+++ Data records +++
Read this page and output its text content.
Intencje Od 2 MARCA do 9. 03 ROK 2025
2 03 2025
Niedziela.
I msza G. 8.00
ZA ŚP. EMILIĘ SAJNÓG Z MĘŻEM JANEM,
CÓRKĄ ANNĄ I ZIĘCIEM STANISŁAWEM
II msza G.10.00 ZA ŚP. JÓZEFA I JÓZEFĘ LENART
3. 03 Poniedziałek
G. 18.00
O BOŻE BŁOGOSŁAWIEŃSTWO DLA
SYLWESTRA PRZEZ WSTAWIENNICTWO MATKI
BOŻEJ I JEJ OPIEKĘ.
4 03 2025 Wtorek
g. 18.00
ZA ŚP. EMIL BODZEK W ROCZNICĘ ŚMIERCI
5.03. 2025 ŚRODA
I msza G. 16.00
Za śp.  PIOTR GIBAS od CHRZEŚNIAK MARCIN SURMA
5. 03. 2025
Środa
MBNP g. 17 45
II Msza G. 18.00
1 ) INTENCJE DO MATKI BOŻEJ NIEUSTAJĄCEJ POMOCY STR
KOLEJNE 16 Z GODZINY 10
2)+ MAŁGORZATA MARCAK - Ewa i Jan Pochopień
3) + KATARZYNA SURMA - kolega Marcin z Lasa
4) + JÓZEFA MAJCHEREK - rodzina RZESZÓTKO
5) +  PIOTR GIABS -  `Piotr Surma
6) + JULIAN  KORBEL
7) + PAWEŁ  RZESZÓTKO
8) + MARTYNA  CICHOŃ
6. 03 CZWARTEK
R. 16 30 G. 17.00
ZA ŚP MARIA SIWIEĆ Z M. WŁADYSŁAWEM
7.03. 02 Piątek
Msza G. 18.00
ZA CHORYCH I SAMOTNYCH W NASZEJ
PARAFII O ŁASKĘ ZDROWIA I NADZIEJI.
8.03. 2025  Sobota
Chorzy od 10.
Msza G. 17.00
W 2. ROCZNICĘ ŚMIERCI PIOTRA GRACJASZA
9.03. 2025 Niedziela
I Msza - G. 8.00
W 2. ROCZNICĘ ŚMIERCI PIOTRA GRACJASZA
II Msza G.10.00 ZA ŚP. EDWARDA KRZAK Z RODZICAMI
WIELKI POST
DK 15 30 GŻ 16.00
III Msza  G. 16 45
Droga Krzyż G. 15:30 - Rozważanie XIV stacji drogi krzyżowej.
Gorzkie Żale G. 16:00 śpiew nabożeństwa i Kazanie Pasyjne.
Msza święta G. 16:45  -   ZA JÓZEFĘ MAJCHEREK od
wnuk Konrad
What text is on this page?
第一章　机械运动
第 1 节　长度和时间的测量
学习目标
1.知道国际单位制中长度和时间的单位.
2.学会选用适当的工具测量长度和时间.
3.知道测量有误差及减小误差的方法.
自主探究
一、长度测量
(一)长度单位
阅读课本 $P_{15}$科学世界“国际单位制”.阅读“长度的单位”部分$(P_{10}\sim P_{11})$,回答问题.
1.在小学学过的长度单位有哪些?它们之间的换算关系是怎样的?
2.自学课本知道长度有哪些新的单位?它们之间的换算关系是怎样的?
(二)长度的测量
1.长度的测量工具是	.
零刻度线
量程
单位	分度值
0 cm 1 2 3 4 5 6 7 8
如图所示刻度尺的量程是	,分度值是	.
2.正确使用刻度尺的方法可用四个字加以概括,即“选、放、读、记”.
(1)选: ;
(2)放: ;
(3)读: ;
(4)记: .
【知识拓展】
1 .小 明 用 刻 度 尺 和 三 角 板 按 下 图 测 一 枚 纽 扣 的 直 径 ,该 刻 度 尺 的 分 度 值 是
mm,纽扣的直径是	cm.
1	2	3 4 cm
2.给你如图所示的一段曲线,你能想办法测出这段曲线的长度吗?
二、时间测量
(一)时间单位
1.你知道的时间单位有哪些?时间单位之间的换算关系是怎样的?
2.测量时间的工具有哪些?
+++
Would you quote, exactly and only, the lines from the one containing "What text is on this page?" to the end of the entries?

What text is on this page?
第一章　机械运动
第 1 节　长度和时间的测量
学习目标
1.知道国际单位制中长度和时间的单位.
2.学会选用适当的工具测量长度和时间.
3.知道测量有误差及减小误差的方法.
自主探究
一、长度测量
(一)长度单位
阅读课本 $P_{15}$科学世界“国际单位制”.阅读“长度的单位”部分$(P_{10}\sim P_{11})$,回答问题.
1.在小学学过的长度单位有哪些?它们之间的换算关系是怎样的?
2.自学课本知道长度有哪些新的单位?它们之间的换算关系是怎样的?
(二)长度的测量
1.长度的测量工具是	.
零刻度线
量程
单位	分度值
0 cm 1 2 3 4 5 6 7 8
如图所示刻度尺的量程是	,分度值是	.
2.正确使用刻度尺的方法可用四个字加以概括,即“选、放、读、记”.
(1)选: ;
(2)放: ;
(3)读: ;
(4)记: .
【知识拓展】
1 .小 明 用 刻 度 尺 和 三 角 板 按 下 图 测 一 枚 纽 扣 的 直 径 ,该 刻 度 尺 的 分 度 值 是
mm,纽扣的直径是	cm.
1	2	3 4 cm
2.给你如图所示的一段曲线,你能想办法测出这段曲线的长度吗?
二、时间测量
(一)时间单位
1.你知道的时间单位有哪些?时间单位之间的换算关系是怎样的?
2.测量时间的工具有哪些?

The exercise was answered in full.